**Records shown:**
_ _ _ _ _ _ _

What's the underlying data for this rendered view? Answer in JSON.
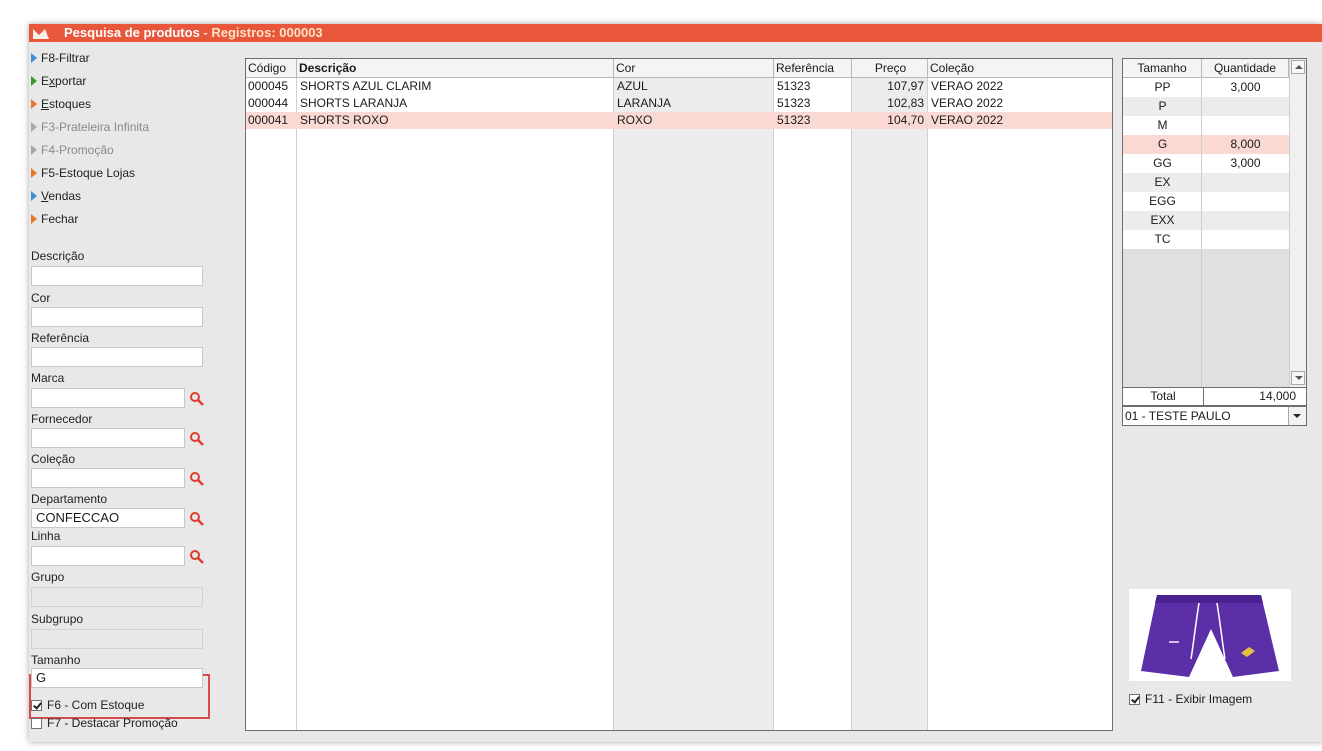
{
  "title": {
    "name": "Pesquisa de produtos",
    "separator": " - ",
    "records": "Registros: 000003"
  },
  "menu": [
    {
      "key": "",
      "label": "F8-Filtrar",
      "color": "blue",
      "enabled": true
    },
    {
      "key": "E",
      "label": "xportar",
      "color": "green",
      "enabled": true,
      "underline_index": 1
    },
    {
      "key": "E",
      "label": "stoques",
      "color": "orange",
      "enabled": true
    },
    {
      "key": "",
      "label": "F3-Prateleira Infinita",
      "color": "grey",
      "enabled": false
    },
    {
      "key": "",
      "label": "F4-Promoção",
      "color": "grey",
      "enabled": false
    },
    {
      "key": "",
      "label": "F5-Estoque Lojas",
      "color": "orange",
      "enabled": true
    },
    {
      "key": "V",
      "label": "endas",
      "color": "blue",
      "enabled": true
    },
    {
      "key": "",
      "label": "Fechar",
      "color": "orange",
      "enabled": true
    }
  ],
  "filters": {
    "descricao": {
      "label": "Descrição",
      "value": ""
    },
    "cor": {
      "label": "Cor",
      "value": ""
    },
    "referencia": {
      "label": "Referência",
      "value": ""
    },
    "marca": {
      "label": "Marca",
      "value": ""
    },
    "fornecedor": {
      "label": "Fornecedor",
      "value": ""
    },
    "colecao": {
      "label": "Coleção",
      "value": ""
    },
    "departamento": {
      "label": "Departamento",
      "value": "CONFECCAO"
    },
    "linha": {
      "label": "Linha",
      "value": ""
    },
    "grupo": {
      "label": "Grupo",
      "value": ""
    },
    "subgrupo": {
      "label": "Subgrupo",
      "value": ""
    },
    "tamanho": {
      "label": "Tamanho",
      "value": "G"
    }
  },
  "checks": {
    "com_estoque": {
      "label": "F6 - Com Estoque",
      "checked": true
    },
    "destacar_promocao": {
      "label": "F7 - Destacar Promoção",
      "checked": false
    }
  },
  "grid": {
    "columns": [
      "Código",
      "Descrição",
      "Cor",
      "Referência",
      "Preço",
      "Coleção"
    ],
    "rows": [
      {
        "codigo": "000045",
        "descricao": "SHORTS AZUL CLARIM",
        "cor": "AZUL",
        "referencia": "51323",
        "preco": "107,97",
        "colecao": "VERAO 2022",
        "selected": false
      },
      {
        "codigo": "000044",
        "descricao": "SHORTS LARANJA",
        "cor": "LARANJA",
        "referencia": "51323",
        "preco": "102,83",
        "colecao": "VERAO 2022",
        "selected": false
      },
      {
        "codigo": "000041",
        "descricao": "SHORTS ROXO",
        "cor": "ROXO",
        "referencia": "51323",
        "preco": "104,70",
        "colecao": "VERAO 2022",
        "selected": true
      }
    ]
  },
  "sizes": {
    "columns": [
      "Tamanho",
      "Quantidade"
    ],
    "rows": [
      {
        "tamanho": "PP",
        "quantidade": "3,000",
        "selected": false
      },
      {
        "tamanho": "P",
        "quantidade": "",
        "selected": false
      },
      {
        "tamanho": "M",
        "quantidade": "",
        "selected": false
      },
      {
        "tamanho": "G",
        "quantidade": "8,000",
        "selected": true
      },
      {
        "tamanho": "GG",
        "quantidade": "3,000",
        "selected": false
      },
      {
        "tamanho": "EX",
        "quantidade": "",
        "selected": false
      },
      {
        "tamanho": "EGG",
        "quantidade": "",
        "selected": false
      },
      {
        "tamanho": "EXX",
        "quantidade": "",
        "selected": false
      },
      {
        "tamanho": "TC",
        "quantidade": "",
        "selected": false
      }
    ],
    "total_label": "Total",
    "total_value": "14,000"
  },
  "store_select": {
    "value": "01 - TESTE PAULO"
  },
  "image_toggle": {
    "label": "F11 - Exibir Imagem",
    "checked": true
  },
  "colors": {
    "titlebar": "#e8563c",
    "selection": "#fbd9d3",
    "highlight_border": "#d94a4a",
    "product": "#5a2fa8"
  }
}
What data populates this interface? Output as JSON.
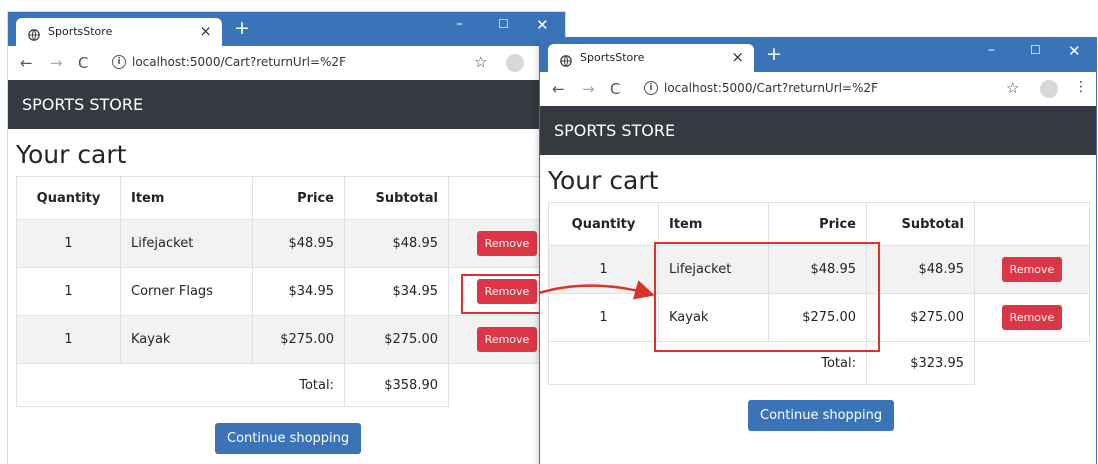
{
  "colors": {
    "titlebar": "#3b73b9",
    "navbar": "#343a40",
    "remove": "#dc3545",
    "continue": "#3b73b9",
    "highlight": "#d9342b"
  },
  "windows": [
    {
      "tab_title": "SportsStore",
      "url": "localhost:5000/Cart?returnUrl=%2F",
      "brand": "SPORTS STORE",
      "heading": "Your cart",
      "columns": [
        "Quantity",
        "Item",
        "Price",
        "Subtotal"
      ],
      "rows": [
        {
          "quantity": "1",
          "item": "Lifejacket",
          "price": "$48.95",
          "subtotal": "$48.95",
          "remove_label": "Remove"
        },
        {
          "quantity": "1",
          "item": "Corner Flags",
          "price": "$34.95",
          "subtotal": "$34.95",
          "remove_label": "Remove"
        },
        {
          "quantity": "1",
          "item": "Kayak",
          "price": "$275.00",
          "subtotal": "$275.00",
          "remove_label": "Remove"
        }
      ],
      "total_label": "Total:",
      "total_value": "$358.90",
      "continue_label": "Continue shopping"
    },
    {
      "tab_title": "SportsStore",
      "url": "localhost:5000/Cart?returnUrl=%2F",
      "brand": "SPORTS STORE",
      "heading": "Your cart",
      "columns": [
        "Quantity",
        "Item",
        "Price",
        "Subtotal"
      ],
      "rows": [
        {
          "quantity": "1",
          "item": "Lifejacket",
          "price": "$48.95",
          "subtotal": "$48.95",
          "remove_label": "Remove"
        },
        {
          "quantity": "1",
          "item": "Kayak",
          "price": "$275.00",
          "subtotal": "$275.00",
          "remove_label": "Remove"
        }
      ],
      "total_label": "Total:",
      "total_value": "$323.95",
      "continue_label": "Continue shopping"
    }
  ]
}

_ _ _ _ _ _ _

**Exercise description:** Every record above should be written out again without change, except that the pictures are left out.

**Exercise answer:**
What's the underlying data for this rendered view? Answer in JSON.
{
  "title": {
    "name": "Pesquisa de produtos",
    "separator": " - ",
    "records": "Registros: 000003"
  },
  "menu": [
    {
      "key": "",
      "label": "F8-Filtrar",
      "color": "blue",
      "enabled": true
    },
    {
      "key": "E",
      "label": "xportar",
      "color": "green",
      "enabled": true,
      "underline_index": 1
    },
    {
      "key": "E",
      "label": "stoques",
      "color": "orange",
      "enabled": true
    },
    {
      "key": "",
      "label": "F3-Prateleira Infinita",
      "color": "grey",
      "enabled": false
    },
    {
      "key": "",
      "label": "F4-Promoção",
      "color": "grey",
      "enabled": false
    },
    {
      "key": "",
      "label": "F5-Estoque Lojas",
      "color": "orange",
      "enabled": true
    },
    {
      "key": "V",
      "label": "endas",
      "color": "blue",
      "enabled": true
    },
    {
      "key": "",
      "label": "Fechar",
      "color": "orange",
      "enabled": true
    }
  ],
  "filters": {
    "descricao": {
      "label": "Descrição",
      "value": ""
    },
    "cor": {
      "label": "Cor",
      "value": ""
    },
    "referencia": {
      "label": "Referência",
      "value": ""
    },
    "marca": {
      "label": "Marca",
      "value": ""
    },
    "fornecedor": {
      "label": "Fornecedor",
      "value": ""
    },
    "colecao": {
      "label": "Coleção",
      "value": ""
    },
    "departamento": {
      "label": "Departamento",
      "value": "CONFECCAO"
    },
    "linha": {
      "label": "Linha",
      "value": ""
    },
    "grupo": {
      "label": "Grupo",
      "value": ""
    },
    "subgrupo": {
      "label": "Subgrupo",
      "value": ""
    },
    "tamanho": {
      "label": "Tamanho",
      "value": "G"
    }
  },
  "checks": {
    "com_estoque": {
      "label": "F6 - Com Estoque",
      "checked": true
    },
    "destacar_promocao": {
      "label": "F7 - Destacar Promoção",
      "checked": false
    }
  },
  "grid": {
    "columns": [
      "Código",
      "Descrição",
      "Cor",
      "Referência",
      "Preço",
      "Coleção"
    ],
    "rows": [
      {
        "codigo": "000045",
        "descricao": "SHORTS AZUL CLARIM",
        "cor": "AZUL",
        "referencia": "51323",
        "preco": "107,97",
        "colecao": "VERAO 2022",
        "selected": false
      },
      {
        "codigo": "000044",
        "descricao": "SHORTS LARANJA",
        "cor": "LARANJA",
        "referencia": "51323",
        "preco": "102,83",
        "colecao": "VERAO 2022",
        "selected": false
      },
      {
        "codigo": "000041",
        "descricao": "SHORTS ROXO",
        "cor": "ROXO",
        "referencia": "51323",
        "preco": "104,70",
        "colecao": "VERAO 2022",
        "selected": true
      }
    ]
  },
  "sizes": {
    "columns": [
      "Tamanho",
      "Quantidade"
    ],
    "rows": [
      {
        "tamanho": "PP",
        "quantidade": "3,000",
        "selected": false
      },
      {
        "tamanho": "P",
        "quantidade": "",
        "selected": false
      },
      {
        "tamanho": "M",
        "quantidade": "",
        "selected": false
      },
      {
        "tamanho": "G",
        "quantidade": "8,000",
        "selected": true
      },
      {
        "tamanho": "GG",
        "quantidade": "3,000",
        "selected": false
      },
      {
        "tamanho": "EX",
        "quantidade": "",
        "selected": false
      },
      {
        "tamanho": "EGG",
        "quantidade": "",
        "selected": false
      },
      {
        "tamanho": "EXX",
        "quantidade": "",
        "selected": false
      },
      {
        "tamanho": "TC",
        "quantidade": "",
        "selected": false
      }
    ],
    "total_label": "Total",
    "total_value": "14,000"
  },
  "store_select": {
    "value": "01 - TESTE PAULO"
  },
  "image_toggle": {
    "label": "F11 - Exibir Imagem",
    "checked": true
  },
  "colors": {
    "titlebar": "#e8563c",
    "selection": "#fbd9d3",
    "highlight_border": "#d94a4a",
    "product": "#5a2fa8"
  }
}
What data populates this interface? Output as JSON.
{
  "colors": {
    "titlebar": "#3b73b9",
    "navbar": "#343a40",
    "remove": "#dc3545",
    "continue": "#3b73b9",
    "highlight": "#d9342b"
  },
  "windows": [
    {
      "tab_title": "SportsStore",
      "url": "localhost:5000/Cart?returnUrl=%2F",
      "brand": "SPORTS STORE",
      "heading": "Your cart",
      "columns": [
        "Quantity",
        "Item",
        "Price",
        "Subtotal"
      ],
      "rows": [
        {
          "quantity": "1",
          "item": "Lifejacket",
          "price": "$48.95",
          "subtotal": "$48.95",
          "remove_label": "Remove"
        },
        {
          "quantity": "1",
          "item": "Corner Flags",
          "price": "$34.95",
          "subtotal": "$34.95",
          "remove_label": "Remove"
        },
        {
          "quantity": "1",
          "item": "Kayak",
          "price": "$275.00",
          "subtotal": "$275.00",
          "remove_label": "Remove"
        }
      ],
      "total_label": "Total:",
      "total_value": "$358.90",
      "continue_label": "Continue shopping"
    },
    {
      "tab_title": "SportsStore",
      "url": "localhost:5000/Cart?returnUrl=%2F",
      "brand": "SPORTS STORE",
      "heading": "Your cart",
      "columns": [
        "Quantity",
        "Item",
        "Price",
        "Subtotal"
      ],
      "rows": [
        {
          "quantity": "1",
          "item": "Lifejacket",
          "price": "$48.95",
          "subtotal": "$48.95",
          "remove_label": "Remove"
        },
        {
          "quantity": "1",
          "item": "Kayak",
          "price": "$275.00",
          "subtotal": "$275.00",
          "remove_label": "Remove"
        }
      ],
      "total_label": "Total:",
      "total_value": "$323.95",
      "continue_label": "Continue shopping"
    }
  ]
}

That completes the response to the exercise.